READING TEXT:

CaCO3/MgCO3combination chewable tablets.
Σ Cost per week: Total cost per week in $/week.
Despite serum PO4-3 level decreased significantly in group I by -0.39±0.99 mg/dl after replacing CaCO3 tablets by CaCO3/MgCO3 in equivalent dose, the differences between group I and group II were insignificant (-0.094±0.213). But with a significant lower Σ Cost per week with mean differences of -3.68±0.75 $/week. In contrast to serum Mg+² level, which increased significantly within group I and between the two groups by +0.55±0.36 mg/dl and +0.430±0.089 mg/dl respectively. Neither serum cCa+2 nor cCa+2×PO4 -3 products were changed significantly either among or between the two groups.
Discussion
There were some studies addressing the adverse effect of H2-Blockers when combined with phosphate binders especially the most commonly used CaCO3. For example, Tan,et aland colleagues conclude that ranitidine has a significant adverse effect on binding of CaCO3to phosphate in patients with renal failure, serumPO4-3 levels were significantly higher during the ranitidine than the placebo phase (5.51±1.33 mg/dl versus 4.92±1.52 mg/dl; p<0.001) and there was no significant change in serum c Ca+2 (10). These results were explained depending on the pH effects on dissolution and kinetic binding of CaCO3tablet; the acidity is best for solubility (11) .In contrast CaCO3/MgCO3 combination chewable tablet has no problem in dissolution after either chewing or sucking so that, there is no drug interaction with H2-Blockers on the dissolution step (rate-limiting step), in addition to that, the higher pH in stomach that is created by H2-Blockers will potentiate the second step of phosphate binding scenario (binding of Ca+2 and Mg+2 to the PO4‾³ in the GIT). In our study, we conclude that there was no significant differences in serum PO4-3and cCa+2when the H2-Blockers are added to the phosphate binders in both groups may be due improved compliance to CaCO3 tablet intake in group II as described by significant change in serum PO4-3 (-0.29±0.35). Despite this insignificant differences, the CaCO3/MgCO3 combination has a total lower cost per week (-3.68±0.75) when compare with CaCO3, which give the advantage of CaCO3/MgCO3 combination chewable tablets. As expected, the serum Mg+² level was increased significantly in this study (+0.430±0.089) as in Delmez, et alcontrolled cross over study when adjusted dose of CaCO3/MgCO3 combination tablets replaced CaCO3 tablets monotherapy group to achieve target serum phosphate concentrations of <6.0 mg/dL and serum calcium concentrations of 9.5–10.5 mg/dl. Serum levels of PO4-3,cCa+2 were similar in the both phases,serum Mg+2 was also similar in both phase due to using 1/3 dialysate Mg+2 in the CaCO3/MgCO3 combination tablets phase which means CaCO3/MgCO3 combination tablets can increase serum Mg+2 level (12) .

EXTRACTED INFORMATION:
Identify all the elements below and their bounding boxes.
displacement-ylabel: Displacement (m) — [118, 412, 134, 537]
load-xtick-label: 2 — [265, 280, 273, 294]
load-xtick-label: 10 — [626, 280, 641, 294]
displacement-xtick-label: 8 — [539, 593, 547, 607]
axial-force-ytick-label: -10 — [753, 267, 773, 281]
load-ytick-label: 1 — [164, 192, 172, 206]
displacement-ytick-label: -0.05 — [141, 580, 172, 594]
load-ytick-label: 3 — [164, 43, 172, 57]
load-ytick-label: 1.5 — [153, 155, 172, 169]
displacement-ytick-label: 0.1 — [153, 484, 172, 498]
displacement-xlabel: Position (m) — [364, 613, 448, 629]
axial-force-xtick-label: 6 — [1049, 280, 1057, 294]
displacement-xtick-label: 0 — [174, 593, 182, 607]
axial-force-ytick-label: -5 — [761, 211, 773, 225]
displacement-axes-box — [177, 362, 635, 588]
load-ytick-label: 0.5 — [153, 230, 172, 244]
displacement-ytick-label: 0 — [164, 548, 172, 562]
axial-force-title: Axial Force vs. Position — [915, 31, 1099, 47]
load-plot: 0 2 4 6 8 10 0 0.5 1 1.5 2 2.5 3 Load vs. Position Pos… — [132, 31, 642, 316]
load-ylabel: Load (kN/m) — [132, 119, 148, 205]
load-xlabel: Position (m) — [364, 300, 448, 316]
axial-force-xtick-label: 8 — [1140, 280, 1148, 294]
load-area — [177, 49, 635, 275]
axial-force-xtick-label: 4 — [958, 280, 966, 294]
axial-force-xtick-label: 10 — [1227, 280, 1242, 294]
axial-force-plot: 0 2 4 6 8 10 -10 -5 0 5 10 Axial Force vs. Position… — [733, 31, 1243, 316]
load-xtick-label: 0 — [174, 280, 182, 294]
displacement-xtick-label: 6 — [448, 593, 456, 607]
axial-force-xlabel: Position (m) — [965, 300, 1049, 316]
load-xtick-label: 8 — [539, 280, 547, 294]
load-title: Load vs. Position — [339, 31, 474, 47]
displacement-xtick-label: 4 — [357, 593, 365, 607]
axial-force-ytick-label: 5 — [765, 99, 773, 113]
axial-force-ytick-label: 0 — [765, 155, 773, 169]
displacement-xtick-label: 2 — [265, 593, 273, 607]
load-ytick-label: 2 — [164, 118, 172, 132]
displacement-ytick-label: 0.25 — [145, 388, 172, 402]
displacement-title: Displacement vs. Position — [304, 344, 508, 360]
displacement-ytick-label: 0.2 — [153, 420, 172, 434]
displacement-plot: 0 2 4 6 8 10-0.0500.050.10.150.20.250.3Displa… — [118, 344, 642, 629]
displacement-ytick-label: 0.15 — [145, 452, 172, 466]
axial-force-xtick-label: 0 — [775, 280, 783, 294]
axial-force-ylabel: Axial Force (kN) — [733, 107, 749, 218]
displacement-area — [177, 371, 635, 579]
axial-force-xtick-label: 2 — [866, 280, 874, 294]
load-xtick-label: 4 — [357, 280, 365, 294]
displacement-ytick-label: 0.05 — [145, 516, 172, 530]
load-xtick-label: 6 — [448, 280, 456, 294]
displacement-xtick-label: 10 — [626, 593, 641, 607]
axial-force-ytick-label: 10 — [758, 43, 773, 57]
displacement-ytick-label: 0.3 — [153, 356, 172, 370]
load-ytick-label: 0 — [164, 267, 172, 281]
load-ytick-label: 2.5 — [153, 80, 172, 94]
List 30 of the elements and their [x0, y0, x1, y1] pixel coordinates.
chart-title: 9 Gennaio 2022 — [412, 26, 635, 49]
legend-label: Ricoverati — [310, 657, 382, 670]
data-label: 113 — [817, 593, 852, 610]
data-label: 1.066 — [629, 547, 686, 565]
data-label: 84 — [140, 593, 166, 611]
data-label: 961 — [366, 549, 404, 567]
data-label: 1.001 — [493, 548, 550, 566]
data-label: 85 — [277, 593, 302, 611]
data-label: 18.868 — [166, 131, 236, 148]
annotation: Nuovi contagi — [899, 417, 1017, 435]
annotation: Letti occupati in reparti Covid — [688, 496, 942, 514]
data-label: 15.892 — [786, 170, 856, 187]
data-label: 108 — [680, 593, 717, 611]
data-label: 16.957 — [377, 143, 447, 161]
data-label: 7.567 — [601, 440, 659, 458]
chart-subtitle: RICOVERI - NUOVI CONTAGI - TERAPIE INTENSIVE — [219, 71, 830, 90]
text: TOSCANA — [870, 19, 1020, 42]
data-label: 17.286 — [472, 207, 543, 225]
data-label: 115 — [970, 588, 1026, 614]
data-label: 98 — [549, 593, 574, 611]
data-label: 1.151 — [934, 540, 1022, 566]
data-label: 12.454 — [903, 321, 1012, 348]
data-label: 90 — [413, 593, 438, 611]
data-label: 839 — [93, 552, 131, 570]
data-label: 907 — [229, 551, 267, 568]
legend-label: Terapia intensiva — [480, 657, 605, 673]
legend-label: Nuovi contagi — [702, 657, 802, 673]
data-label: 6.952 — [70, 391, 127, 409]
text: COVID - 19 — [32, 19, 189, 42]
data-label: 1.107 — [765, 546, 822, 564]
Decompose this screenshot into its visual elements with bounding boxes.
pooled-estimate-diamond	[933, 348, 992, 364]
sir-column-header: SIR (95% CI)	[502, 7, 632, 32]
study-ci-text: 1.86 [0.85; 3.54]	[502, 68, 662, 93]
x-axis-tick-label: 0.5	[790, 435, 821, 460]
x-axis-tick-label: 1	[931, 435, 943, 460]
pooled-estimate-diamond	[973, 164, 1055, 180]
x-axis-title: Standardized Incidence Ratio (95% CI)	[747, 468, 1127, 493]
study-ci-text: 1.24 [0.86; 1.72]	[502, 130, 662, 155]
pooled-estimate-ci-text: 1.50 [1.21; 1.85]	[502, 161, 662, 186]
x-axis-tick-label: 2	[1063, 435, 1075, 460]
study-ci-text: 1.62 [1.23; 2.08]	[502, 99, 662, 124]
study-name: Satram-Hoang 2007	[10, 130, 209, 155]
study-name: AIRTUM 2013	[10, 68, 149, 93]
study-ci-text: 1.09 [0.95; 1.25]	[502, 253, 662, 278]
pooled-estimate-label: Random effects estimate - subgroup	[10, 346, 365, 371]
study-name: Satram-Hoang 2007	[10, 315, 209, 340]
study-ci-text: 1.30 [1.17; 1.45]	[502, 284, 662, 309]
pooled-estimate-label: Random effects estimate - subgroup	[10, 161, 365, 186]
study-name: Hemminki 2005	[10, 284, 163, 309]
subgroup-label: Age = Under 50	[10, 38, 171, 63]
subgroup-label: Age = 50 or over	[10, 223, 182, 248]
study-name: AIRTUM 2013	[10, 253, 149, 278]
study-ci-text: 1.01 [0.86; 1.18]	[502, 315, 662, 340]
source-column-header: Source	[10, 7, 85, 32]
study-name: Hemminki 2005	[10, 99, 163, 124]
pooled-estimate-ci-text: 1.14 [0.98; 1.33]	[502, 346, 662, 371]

WHAT TO DO: Pick up the study discussion on calcium carbonate and magnesium carbonate phosphate binders where it ends, and write the next part.

WRITTEN ANSWER:
Limitations of the study:
The following limitations were present in this study:
-There was no washout period in this study.
-The sample size was small and should be increased.
-Cost effectiveness is not constant but variable factor from time to time.
Conclusions
No significant difference was detected between Ca-Mg carbonate chewable tablets and the less expensive Ca carbonate tablets in reducing serum phosphate levels in hemodialysis patients on H2-R blockers.
Acknowledgment:
We thank Dr.Salah Abu Ruz,Prof, The University of Jordan and Dr.Izzat Alawwa,Nephrologist, Jordan University Hospital, for their assistance and comments on an earlier version of the manuscript.